**WRITTEN EXERCISE**
Transcribe everything in the data word for word. Pictures are left out.

**PROVIDED DATA**

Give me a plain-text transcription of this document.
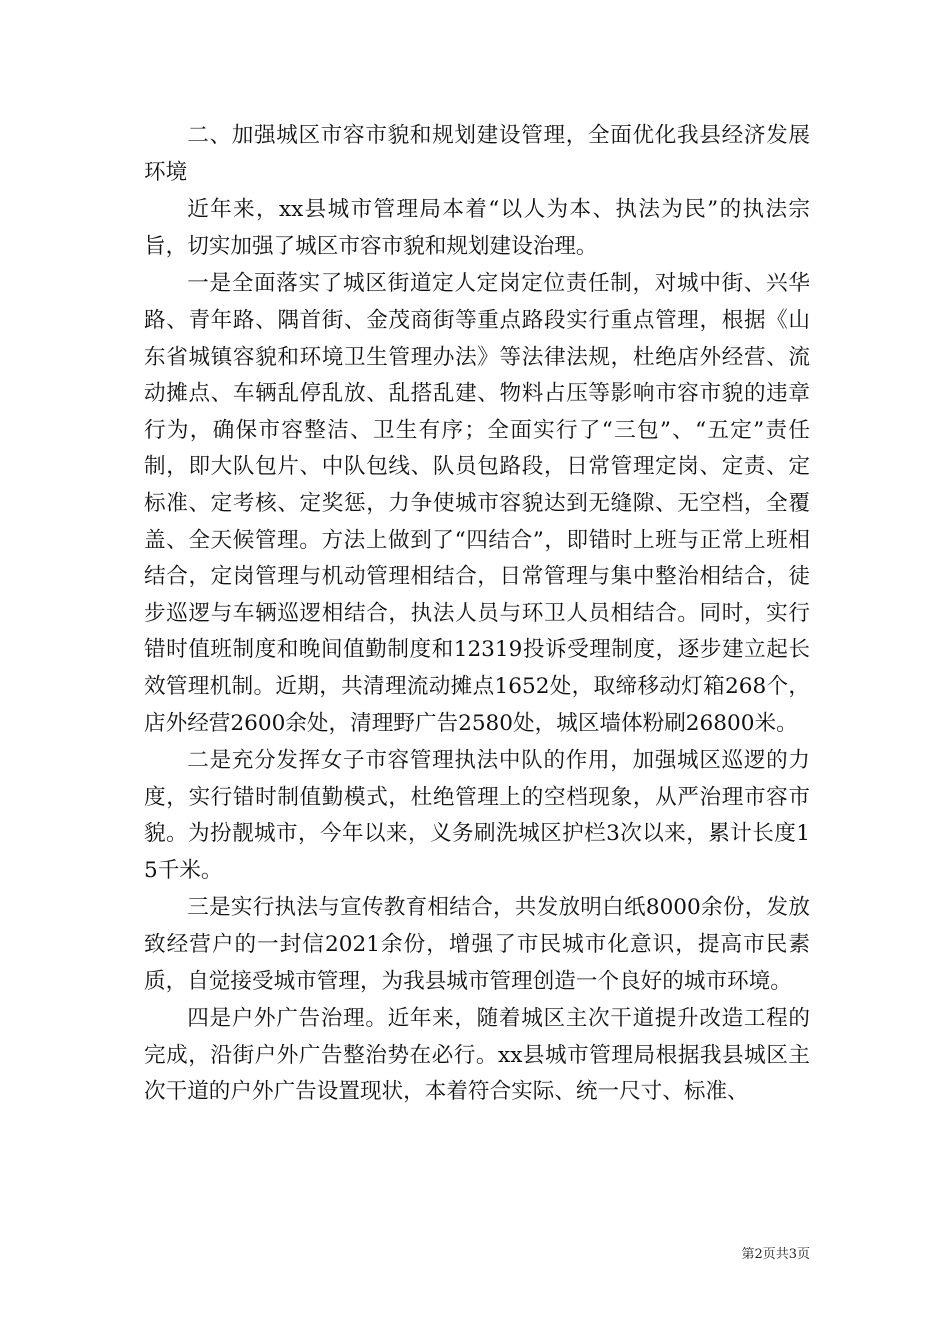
二、加强城区市容市貌和规划建设管理，全面优化我县经济发展环境

近年来，xx县城市管理局本着“以人为本、执法为民”的执法宗旨，切实加强了城区市容市貌和规划建设治理。

一是全面落实了城区街道定人定岗定位责任制，对城中街、兴华路、青年路、隅首街、金茂商街等重点路段实行重点管理，根据《山东省城镇容貌和环境卫生管理办法》等法律法规，杜绝店外经营、流动摊点、车辆乱停乱放、乱搭乱建、物料占压等影响市容市貌的违章行为，确保市容整洁、卫生有序；全面实行了“三包”、“五定”责任制，即大队包片、中队包线、队员包路段，日常管理定岗、定责、定标准、定考核、定奖惩，力争使城市容貌达到无缝隙、无空档，全覆盖、全天候管理。方法上做到了“四结合”，即错时上班与正常上班相结合，定岗管理与机动管理相结合，日常管理与集中整治相结合，徒步巡逻与车辆巡逻相结合，执法人员与环卫人员相结合。同时，实行错时值班制度和晚间值勤制度和12319投诉受理制度，逐步建立起长效管理机制。近期，共清理流动摊点1652处，取缔移动灯箱268个，店外经营2600余处，清理野广告2580处，城区墙体粉刷26800米。

二是充分发挥女子市容管理执法中队的作用，加强城区巡逻的力度，实行错时制值勤模式，杜绝管理上的空档现象，从严治理市容市貌。为扮靓城市，今年以来，义务刷洗城区护栏3次以来，累计长度15千米。

三是实行执法与宣传教育相结合，共发放明白纸8000余份，发放致经营户的一封信2021余份，增强了市民城市化意识，提高市民素质，自觉接受城市管理，为我县城市管理创造一个良好的城市环境。

四是户外广告治理。近年来，随着城区主次干道提升改造工程的完成，沿街户外广告整治势在必行。xx县城市管理局根据我县城区主次干道的户外广告设置现状，本着符合实际、统一尺寸、标准、

第2页共3页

**ANSWER**
Give me a plain-text transcription of this document.
二、加强城区市容市貌和规划建设管理，全面优化我县经济发展环境

近年来，xx县城市管理局本着“以人为本、执法为民”的执法宗旨，切实加强了城区市容市貌和规划建设治理。

一是全面落实了城区街道定人定岗定位责任制，对城中街、兴华路、青年路、隅首街、金茂商街等重点路段实行重点管理，根据《山东省城镇容貌和环境卫生管理办法》等法律法规，杜绝店外经营、流动摊点、车辆乱停乱放、乱搭乱建、物料占压等影响市容市貌的违章行为，确保市容整洁、卫生有序；全面实行了“三包”、“五定”责任制，即大队包片、中队包线、队员包路段，日常管理定岗、定责、定标准、定考核、定奖惩，力争使城市容貌达到无缝隙、无空档，全覆盖、全天候管理。方法上做到了“四结合”，即错时上班与正常上班相结合，定岗管理与机动管理相结合，日常管理与集中整治相结合，徒步巡逻与车辆巡逻相结合，执法人员与环卫人员相结合。同时，实行错时值班制度和晚间值勤制度和12319投诉受理制度，逐步建立起长效管理机制。近期，共清理流动摊点1652处，取缔移动灯箱268个，店外经营2600余处，清理野广告2580处，城区墙体粉刷26800米。

二是充分发挥女子市容管理执法中队的作用，加强城区巡逻的力度，实行错时制值勤模式，杜绝管理上的空档现象，从严治理市容市貌。为扮靓城市，今年以来，义务刷洗城区护栏3次以来，累计长度15千米。

三是实行执法与宣传教育相结合，共发放明白纸8000余份，发放致经营户的一封信2021余份，增强了市民城市化意识，提高市民素质，自觉接受城市管理，为我县城市管理创造一个良好的城市环境。

四是户外广告治理。近年来，随着城区主次干道提升改造工程的完成，沿街户外广告整治势在必行。xx县城市管理局根据我县城区主次干道的户外广告设置现状，本着符合实际、统一尺寸、标准、

第2页共3页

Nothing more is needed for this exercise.